◆ **Direction**: The records below must be duplicated exactly, character for character.

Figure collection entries
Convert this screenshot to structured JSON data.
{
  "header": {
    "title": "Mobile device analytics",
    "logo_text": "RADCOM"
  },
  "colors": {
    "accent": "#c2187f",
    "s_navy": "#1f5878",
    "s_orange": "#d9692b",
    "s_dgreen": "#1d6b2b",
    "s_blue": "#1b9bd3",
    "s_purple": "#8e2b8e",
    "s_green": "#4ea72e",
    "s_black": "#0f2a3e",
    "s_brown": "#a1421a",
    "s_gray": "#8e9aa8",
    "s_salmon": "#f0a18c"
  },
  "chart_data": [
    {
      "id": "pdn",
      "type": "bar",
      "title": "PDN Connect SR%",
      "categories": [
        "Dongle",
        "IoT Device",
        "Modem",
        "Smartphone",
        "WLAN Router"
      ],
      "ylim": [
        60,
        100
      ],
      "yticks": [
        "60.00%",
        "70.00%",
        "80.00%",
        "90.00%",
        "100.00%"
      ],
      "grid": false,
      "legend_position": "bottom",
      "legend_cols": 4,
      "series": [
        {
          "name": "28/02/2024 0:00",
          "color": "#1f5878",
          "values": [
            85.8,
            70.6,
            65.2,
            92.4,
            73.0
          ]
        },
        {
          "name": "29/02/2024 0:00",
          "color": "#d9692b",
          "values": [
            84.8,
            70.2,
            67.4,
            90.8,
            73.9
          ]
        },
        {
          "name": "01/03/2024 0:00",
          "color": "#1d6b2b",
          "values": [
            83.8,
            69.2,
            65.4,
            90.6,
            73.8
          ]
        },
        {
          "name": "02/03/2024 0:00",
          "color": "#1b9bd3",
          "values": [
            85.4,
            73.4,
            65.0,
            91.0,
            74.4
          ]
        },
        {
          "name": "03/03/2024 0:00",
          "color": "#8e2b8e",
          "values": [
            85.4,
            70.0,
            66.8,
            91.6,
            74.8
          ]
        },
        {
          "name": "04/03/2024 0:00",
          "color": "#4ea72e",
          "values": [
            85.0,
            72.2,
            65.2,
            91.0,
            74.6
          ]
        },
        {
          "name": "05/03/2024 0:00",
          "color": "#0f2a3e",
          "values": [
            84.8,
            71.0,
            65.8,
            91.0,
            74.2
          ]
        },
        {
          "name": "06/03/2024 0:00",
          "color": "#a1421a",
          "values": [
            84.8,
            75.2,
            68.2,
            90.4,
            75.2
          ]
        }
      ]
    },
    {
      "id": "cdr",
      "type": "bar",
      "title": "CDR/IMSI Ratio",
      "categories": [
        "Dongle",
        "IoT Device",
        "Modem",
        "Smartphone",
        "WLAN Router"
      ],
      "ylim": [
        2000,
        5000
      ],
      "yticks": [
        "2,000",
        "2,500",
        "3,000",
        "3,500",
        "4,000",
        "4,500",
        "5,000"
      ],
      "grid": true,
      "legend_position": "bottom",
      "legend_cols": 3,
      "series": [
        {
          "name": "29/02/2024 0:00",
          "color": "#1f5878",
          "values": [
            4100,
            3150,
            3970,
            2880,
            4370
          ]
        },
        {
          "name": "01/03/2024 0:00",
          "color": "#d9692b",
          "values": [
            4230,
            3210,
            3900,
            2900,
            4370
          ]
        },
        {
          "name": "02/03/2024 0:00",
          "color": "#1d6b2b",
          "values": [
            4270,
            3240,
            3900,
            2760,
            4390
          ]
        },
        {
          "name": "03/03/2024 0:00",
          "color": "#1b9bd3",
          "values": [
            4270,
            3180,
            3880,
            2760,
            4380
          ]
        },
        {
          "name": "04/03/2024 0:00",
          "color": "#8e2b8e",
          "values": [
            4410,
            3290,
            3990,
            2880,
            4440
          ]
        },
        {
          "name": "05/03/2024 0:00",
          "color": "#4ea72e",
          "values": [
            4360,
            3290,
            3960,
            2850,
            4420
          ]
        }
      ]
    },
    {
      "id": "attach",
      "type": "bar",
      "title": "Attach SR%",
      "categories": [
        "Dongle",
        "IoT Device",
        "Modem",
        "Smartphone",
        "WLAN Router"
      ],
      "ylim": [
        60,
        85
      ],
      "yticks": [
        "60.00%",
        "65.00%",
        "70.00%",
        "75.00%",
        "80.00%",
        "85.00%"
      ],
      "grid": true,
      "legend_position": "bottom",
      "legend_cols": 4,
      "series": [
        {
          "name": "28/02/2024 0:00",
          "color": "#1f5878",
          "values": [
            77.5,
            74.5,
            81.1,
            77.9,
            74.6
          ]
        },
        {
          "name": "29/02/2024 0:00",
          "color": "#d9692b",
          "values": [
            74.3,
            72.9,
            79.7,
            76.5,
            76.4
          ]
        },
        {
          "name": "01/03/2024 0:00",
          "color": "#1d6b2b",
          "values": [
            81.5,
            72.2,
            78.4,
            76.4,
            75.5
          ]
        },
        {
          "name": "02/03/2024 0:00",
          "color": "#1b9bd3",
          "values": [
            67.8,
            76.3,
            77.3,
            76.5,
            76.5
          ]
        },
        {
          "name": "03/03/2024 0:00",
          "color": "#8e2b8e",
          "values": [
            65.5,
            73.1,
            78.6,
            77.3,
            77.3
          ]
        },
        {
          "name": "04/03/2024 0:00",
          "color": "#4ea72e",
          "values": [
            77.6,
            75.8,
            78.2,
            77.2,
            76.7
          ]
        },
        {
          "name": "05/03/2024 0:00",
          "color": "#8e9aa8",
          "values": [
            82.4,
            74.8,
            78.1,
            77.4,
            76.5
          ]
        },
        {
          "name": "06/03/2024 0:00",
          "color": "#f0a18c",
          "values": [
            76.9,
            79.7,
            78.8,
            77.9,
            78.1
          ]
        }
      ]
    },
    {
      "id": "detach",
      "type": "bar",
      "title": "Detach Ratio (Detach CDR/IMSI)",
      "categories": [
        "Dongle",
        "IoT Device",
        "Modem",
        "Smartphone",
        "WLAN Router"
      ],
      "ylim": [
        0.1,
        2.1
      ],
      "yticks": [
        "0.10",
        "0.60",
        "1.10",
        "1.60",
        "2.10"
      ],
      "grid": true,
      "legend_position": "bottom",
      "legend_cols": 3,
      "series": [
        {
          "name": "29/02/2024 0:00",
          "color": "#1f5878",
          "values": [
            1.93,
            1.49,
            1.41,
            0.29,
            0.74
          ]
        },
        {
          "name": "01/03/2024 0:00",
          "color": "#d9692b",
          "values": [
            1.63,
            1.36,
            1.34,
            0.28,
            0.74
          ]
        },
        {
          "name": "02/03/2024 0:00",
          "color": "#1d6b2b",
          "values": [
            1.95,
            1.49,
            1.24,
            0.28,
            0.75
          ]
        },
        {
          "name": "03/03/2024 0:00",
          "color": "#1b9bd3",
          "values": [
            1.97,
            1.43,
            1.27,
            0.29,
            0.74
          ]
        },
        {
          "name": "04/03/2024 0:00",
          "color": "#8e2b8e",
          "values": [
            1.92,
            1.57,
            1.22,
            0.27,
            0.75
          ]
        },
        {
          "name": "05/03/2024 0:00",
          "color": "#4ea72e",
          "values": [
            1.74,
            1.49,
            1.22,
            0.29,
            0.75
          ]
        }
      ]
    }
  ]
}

◆ **Solution**:
Convert this screenshot to structured JSON data.
{
  "header": {
    "title": "Mobile device analytics",
    "logo_text": "RADCOM"
  },
  "colors": {
    "accent": "#c2187f",
    "s_navy": "#1f5878",
    "s_orange": "#d9692b",
    "s_dgreen": "#1d6b2b",
    "s_blue": "#1b9bd3",
    "s_purple": "#8e2b8e",
    "s_green": "#4ea72e",
    "s_black": "#0f2a3e",
    "s_brown": "#a1421a",
    "s_gray": "#8e9aa8",
    "s_salmon": "#f0a18c"
  },
  "chart_data": [
    {
      "id": "pdn",
      "type": "bar",
      "title": "PDN Connect SR%",
      "categories": [
        "Dongle",
        "IoT Device",
        "Modem",
        "Smartphone",
        "WLAN Router"
      ],
      "ylim": [
        60,
        100
      ],
      "yticks": [
        "60.00%",
        "70.00%",
        "80.00%",
        "90.00%",
        "100.00%"
      ],
      "grid": false,
      "legend_position": "bottom",
      "legend_cols": 4,
      "series": [
        {
          "name": "28/02/2024 0:00",
          "color": "#1f5878",
          "values": [
            85.8,
            70.6,
            65.2,
            92.4,
            73.0
          ]
        },
        {
          "name": "29/02/2024 0:00",
          "color": "#d9692b",
          "values": [
            84.8,
            70.2,
            67.4,
            90.8,
            73.9
          ]
        },
        {
          "name": "01/03/2024 0:00",
          "color": "#1d6b2b",
          "values": [
            83.8,
            69.2,
            65.4,
            90.6,
            73.8
          ]
        },
        {
          "name": "02/03/2024 0:00",
          "color": "#1b9bd3",
          "values": [
            85.4,
            73.4,
            65.0,
            91.0,
            74.4
          ]
        },
        {
          "name": "03/03/2024 0:00",
          "color": "#8e2b8e",
          "values": [
            85.4,
            70.0,
            66.8,
            91.6,
            74.8
          ]
        },
        {
          "name": "04/03/2024 0:00",
          "color": "#4ea72e",
          "values": [
            85.0,
            72.2,
            65.2,
            91.0,
            74.6
          ]
        },
        {
          "name": "05/03/2024 0:00",
          "color": "#0f2a3e",
          "values": [
            84.8,
            71.0,
            65.8,
            91.0,
            74.2
          ]
        },
        {
          "name": "06/03/2024 0:00",
          "color": "#a1421a",
          "values": [
            84.8,
            75.2,
            68.2,
            90.4,
            75.2
          ]
        }
      ]
    },
    {
      "id": "cdr",
      "type": "bar",
      "title": "CDR/IMSI Ratio",
      "categories": [
        "Dongle",
        "IoT Device",
        "Modem",
        "Smartphone",
        "WLAN Router"
      ],
      "ylim": [
        2000,
        5000
      ],
      "yticks": [
        "2,000",
        "2,500",
        "3,000",
        "3,500",
        "4,000",
        "4,500",
        "5,000"
      ],
      "grid": true,
      "legend_position": "bottom",
      "legend_cols": 3,
      "series": [
        {
          "name": "29/02/2024 0:00",
          "color": "#1f5878",
          "values": [
            4100,
            3150,
            3970,
            2880,
            4370
          ]
        },
        {
          "name": "01/03/2024 0:00",
          "color": "#d9692b",
          "values": [
            4230,
            3210,
            3900,
            2900,
            4370
          ]
        },
        {
          "name": "02/03/2024 0:00",
          "color": "#1d6b2b",
          "values": [
            4270,
            3240,
            3900,
            2760,
            4390
          ]
        },
        {
          "name": "03/03/2024 0:00",
          "color": "#1b9bd3",
          "values": [
            4270,
            3180,
            3880,
            2760,
            4380
          ]
        },
        {
          "name": "04/03/2024 0:00",
          "color": "#8e2b8e",
          "values": [
            4410,
            3290,
            3990,
            2880,
            4440
          ]
        },
        {
          "name": "05/03/2024 0:00",
          "color": "#4ea72e",
          "values": [
            4360,
            3290,
            3960,
            2850,
            4420
          ]
        }
      ]
    },
    {
      "id": "attach",
      "type": "bar",
      "title": "Attach SR%",
      "categories": [
        "Dongle",
        "IoT Device",
        "Modem",
        "Smartphone",
        "WLAN Router"
      ],
      "ylim": [
        60,
        85
      ],
      "yticks": [
        "60.00%",
        "65.00%",
        "70.00%",
        "75.00%",
        "80.00%",
        "85.00%"
      ],
      "grid": true,
      "legend_position": "bottom",
      "legend_cols": 4,
      "series": [
        {
          "name": "28/02/2024 0:00",
          "color": "#1f5878",
          "values": [
            77.5,
            74.5,
            81.1,
            77.9,
            74.6
          ]
        },
        {
          "name": "29/02/2024 0:00",
          "color": "#d9692b",
          "values": [
            74.3,
            72.9,
            79.7,
            76.5,
            76.4
          ]
        },
        {
          "name": "01/03/2024 0:00",
          "color": "#1d6b2b",
          "values": [
            81.5,
            72.2,
            78.4,
            76.4,
            75.5
          ]
        },
        {
          "name": "02/03/2024 0:00",
          "color": "#1b9bd3",
          "values": [
            67.8,
            76.3,
            77.3,
            76.5,
            76.5
          ]
        },
        {
          "name": "03/03/2024 0:00",
          "color": "#8e2b8e",
          "values": [
            65.5,
            73.1,
            78.6,
            77.3,
            77.3
          ]
        },
        {
          "name": "04/03/2024 0:00",
          "color": "#4ea72e",
          "values": [
            77.6,
            75.8,
            78.2,
            77.2,
            76.7
          ]
        },
        {
          "name": "05/03/2024 0:00",
          "color": "#8e9aa8",
          "values": [
            82.4,
            74.8,
            78.1,
            77.4,
            76.5
          ]
        },
        {
          "name": "06/03/2024 0:00",
          "color": "#f0a18c",
          "values": [
            76.9,
            79.7,
            78.8,
            77.9,
            78.1
          ]
        }
      ]
    },
    {
      "id": "detach",
      "type": "bar",
      "title": "Detach Ratio (Detach CDR/IMSI)",
      "categories": [
        "Dongle",
        "IoT Device",
        "Modem",
        "Smartphone",
        "WLAN Router"
      ],
      "ylim": [
        0.1,
        2.1
      ],
      "yticks": [
        "0.10",
        "0.60",
        "1.10",
        "1.60",
        "2.10"
      ],
      "grid": true,
      "legend_position": "bottom",
      "legend_cols": 3,
      "series": [
        {
          "name": "29/02/2024 0:00",
          "color": "#1f5878",
          "values": [
            1.93,
            1.49,
            1.41,
            0.29,
            0.74
          ]
        },
        {
          "name": "01/03/2024 0:00",
          "color": "#d9692b",
          "values": [
            1.63,
            1.36,
            1.34,
            0.28,
            0.74
          ]
        },
        {
          "name": "02/03/2024 0:00",
          "color": "#1d6b2b",
          "values": [
            1.95,
            1.49,
            1.24,
            0.28,
            0.75
          ]
        },
        {
          "name": "03/03/2024 0:00",
          "color": "#1b9bd3",
          "values": [
            1.97,
            1.43,
            1.27,
            0.29,
            0.74
          ]
        },
        {
          "name": "04/03/2024 0:00",
          "color": "#8e2b8e",
          "values": [
            1.92,
            1.57,
            1.22,
            0.27,
            0.75
          ]
        },
        {
          "name": "05/03/2024 0:00",
          "color": "#4ea72e",
          "values": [
            1.74,
            1.49,
            1.22,
            0.29,
            0.75
          ]
        }
      ]
    }
  ]
}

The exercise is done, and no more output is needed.